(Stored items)
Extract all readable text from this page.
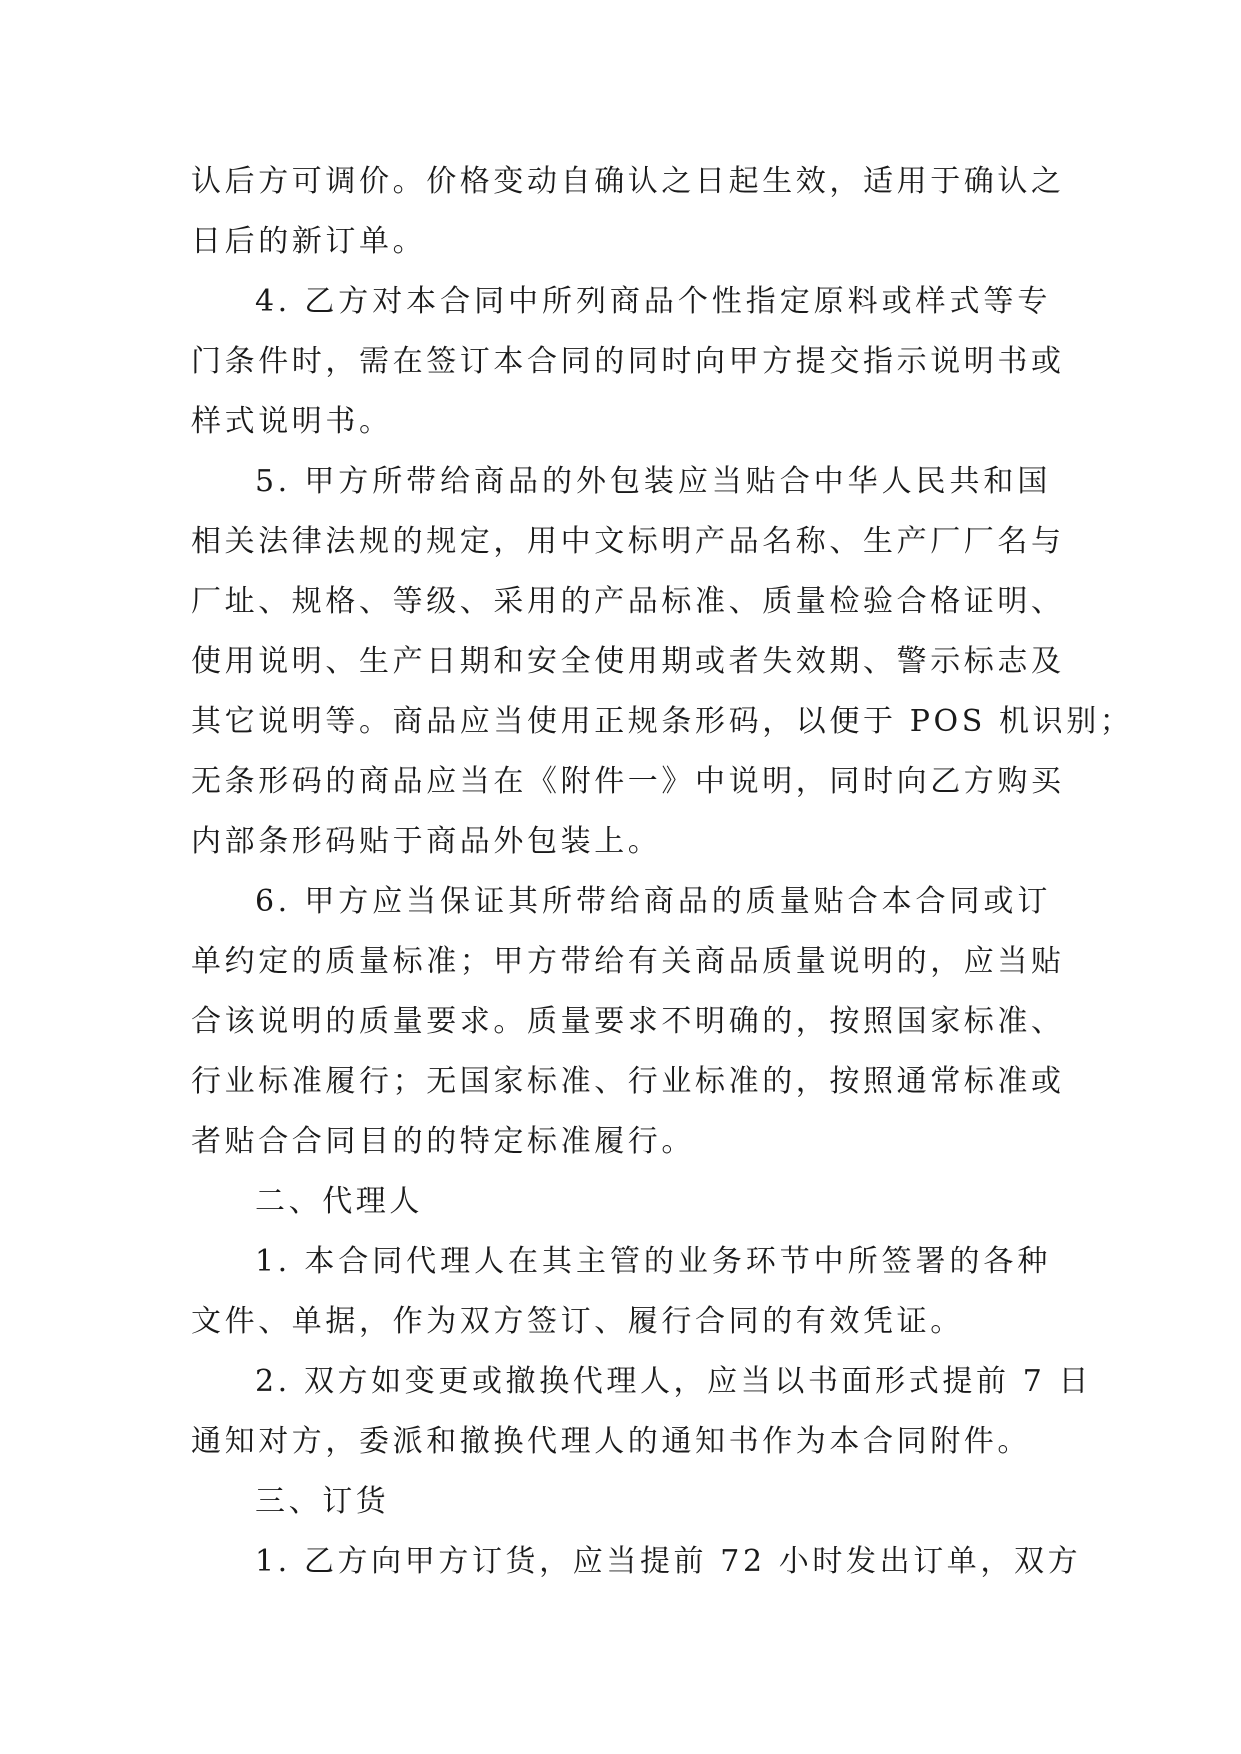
认后方可调价。价格变动自确认之日起生效，适用于确认之
日后的新订单。
4. 乙方对本合同中所列商品个性指定原料或样式等专
门条件时，需在签订本合同的同时向甲方提交指示说明书或
样式说明书。
5. 甲方所带给商品的外包装应当贴合中华人民共和国
相关法律法规的规定，用中文标明产品名称、生产厂厂名与
厂址、规格、等级、采用的产品标准、质量检验合格证明、
使用说明、生产日期和安全使用期或者失效期、警示标志及
其它说明等。商品应当使用正规条形码，以便于 POS 机识别；
无条形码的商品应当在《附件一》中说明，同时向乙方购买
内部条形码贴于商品外包装上。
6. 甲方应当保证其所带给商品的质量贴合本合同或订
单约定的质量标准；甲方带给有关商品质量说明的，应当贴
合该说明的质量要求。质量要求不明确的，按照国家标准、
行业标准履行；无国家标准、行业标准的，按照通常标准或
者贴合合同目的的特定标准履行。
二、代理人
1. 本合同代理人在其主管的业务环节中所签署的各种
文件、单据，作为双方签订、履行合同的有效凭证。
2. 双方如变更或撤换代理人，应当以书面形式提前 7 日
通知对方，委派和撤换代理人的通知书作为本合同附件。
三、订货
1. 乙方向甲方订货，应当提前 72 小时发出订单，双方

▶ **Stated task**: All of the records above must be copied exactly, except for the pictures.

▶ **Written answer**:
Extract all readable text from this page.
认后方可调价。价格变动自确认之日起生效，适用于确认之
日后的新订单。
4. 乙方对本合同中所列商品个性指定原料或样式等专
门条件时，需在签订本合同的同时向甲方提交指示说明书或
样式说明书。
5. 甲方所带给商品的外包装应当贴合中华人民共和国
相关法律法规的规定，用中文标明产品名称、生产厂厂名与
厂址、规格、等级、采用的产品标准、质量检验合格证明、
使用说明、生产日期和安全使用期或者失效期、警示标志及
其它说明等。商品应当使用正规条形码，以便于 POS 机识别；
无条形码的商品应当在《附件一》中说明，同时向乙方购买
内部条形码贴于商品外包装上。
6. 甲方应当保证其所带给商品的质量贴合本合同或订
单约定的质量标准；甲方带给有关商品质量说明的，应当贴
合该说明的质量要求。质量要求不明确的，按照国家标准、
行业标准履行；无国家标准、行业标准的，按照通常标准或
者贴合合同目的的特定标准履行。
二、代理人
1. 本合同代理人在其主管的业务环节中所签署的各种
文件、单据，作为双方签订、履行合同的有效凭证。
2. 双方如变更或撤换代理人，应当以书面形式提前 7 日
通知对方，委派和撤换代理人的通知书作为本合同附件。
三、订货
1. 乙方向甲方订货，应当提前 72 小时发出订单，双方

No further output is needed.